** start Rows **
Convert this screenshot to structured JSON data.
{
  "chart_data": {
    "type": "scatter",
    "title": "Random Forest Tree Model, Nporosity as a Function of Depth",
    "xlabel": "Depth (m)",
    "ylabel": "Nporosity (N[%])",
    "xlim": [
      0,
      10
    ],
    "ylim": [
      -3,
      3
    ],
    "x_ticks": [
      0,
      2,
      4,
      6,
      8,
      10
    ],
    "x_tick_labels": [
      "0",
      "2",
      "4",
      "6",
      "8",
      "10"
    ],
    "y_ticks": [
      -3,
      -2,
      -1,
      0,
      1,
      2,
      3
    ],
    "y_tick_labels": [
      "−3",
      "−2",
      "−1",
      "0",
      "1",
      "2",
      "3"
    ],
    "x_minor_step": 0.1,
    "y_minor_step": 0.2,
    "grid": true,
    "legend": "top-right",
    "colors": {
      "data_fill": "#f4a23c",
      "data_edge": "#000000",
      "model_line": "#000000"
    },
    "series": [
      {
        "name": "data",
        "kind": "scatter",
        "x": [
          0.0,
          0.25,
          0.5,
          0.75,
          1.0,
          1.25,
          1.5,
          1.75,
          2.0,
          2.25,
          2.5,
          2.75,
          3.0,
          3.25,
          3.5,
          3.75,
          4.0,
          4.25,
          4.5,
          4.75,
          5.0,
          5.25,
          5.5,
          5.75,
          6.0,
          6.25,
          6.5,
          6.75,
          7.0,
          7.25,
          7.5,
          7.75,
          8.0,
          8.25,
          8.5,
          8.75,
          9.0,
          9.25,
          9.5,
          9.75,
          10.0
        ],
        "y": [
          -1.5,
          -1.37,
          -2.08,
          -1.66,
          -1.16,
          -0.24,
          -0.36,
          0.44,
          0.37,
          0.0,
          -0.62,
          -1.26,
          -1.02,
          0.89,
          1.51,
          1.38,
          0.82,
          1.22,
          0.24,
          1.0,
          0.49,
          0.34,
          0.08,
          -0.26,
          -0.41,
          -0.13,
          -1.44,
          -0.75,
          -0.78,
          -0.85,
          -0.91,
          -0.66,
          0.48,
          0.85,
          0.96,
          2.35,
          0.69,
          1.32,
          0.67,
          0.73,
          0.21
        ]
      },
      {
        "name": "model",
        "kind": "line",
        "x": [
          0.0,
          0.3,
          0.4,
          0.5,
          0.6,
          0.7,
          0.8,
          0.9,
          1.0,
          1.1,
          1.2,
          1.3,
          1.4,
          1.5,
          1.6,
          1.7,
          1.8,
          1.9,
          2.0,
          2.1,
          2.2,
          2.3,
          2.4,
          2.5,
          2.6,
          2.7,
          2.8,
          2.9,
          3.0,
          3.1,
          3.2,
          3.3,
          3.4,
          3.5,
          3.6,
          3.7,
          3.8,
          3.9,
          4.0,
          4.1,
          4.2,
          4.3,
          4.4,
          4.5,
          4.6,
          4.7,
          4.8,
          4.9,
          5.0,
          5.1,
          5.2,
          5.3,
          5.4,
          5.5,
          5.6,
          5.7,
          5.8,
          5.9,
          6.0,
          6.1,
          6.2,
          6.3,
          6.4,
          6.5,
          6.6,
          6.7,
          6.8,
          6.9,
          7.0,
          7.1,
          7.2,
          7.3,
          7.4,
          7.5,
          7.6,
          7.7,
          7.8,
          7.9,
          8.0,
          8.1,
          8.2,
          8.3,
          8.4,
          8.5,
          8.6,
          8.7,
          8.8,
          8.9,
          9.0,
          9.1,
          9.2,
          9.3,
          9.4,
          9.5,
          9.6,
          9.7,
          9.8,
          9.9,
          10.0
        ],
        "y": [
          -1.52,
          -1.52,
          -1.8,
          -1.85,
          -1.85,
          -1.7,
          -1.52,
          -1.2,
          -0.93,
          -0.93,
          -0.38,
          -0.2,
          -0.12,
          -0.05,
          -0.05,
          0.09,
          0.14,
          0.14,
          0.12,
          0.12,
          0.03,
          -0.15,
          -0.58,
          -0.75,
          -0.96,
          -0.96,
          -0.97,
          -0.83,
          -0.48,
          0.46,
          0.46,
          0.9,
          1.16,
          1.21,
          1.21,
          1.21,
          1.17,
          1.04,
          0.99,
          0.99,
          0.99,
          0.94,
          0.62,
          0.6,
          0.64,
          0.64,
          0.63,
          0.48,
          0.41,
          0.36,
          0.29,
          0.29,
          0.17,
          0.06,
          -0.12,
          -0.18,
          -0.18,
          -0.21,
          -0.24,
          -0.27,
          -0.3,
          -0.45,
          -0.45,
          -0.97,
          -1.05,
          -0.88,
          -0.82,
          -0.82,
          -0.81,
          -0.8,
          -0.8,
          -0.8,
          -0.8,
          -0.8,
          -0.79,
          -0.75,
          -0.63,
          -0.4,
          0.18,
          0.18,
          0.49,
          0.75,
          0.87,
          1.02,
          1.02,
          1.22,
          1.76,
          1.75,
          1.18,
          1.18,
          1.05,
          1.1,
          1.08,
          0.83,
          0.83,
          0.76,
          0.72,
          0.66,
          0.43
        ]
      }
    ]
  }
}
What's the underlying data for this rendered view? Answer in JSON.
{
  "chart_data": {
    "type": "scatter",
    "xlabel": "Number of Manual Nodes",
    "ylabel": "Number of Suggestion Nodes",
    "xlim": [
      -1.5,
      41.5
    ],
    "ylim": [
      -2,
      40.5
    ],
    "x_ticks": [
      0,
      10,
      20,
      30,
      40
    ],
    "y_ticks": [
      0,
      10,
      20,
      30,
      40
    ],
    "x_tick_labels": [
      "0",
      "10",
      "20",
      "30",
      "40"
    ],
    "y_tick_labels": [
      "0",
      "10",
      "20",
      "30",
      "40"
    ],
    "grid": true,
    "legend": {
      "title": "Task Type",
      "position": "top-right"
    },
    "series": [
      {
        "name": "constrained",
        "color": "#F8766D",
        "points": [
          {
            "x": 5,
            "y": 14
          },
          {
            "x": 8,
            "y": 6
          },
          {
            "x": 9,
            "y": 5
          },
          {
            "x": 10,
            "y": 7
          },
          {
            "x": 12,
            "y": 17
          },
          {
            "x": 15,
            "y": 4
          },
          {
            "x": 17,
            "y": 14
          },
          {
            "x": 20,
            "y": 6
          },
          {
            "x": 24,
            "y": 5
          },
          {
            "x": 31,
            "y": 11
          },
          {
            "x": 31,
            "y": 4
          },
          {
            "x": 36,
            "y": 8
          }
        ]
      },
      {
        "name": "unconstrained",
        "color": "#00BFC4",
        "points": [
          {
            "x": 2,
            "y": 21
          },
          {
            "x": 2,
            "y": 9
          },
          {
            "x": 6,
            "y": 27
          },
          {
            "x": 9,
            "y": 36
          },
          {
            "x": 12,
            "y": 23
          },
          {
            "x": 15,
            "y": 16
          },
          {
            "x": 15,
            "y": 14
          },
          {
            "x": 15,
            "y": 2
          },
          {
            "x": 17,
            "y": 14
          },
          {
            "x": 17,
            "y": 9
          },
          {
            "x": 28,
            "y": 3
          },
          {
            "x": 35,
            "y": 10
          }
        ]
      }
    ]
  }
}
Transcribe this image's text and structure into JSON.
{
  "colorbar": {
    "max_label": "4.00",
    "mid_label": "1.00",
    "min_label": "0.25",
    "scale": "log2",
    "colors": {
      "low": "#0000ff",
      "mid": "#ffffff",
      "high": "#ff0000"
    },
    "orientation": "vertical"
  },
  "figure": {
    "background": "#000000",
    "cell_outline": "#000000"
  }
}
** end Rows **
Short task:
Each line that contains the string "this" counts once; report how many such lines the entries have, giving only the number.

Problem solution:
3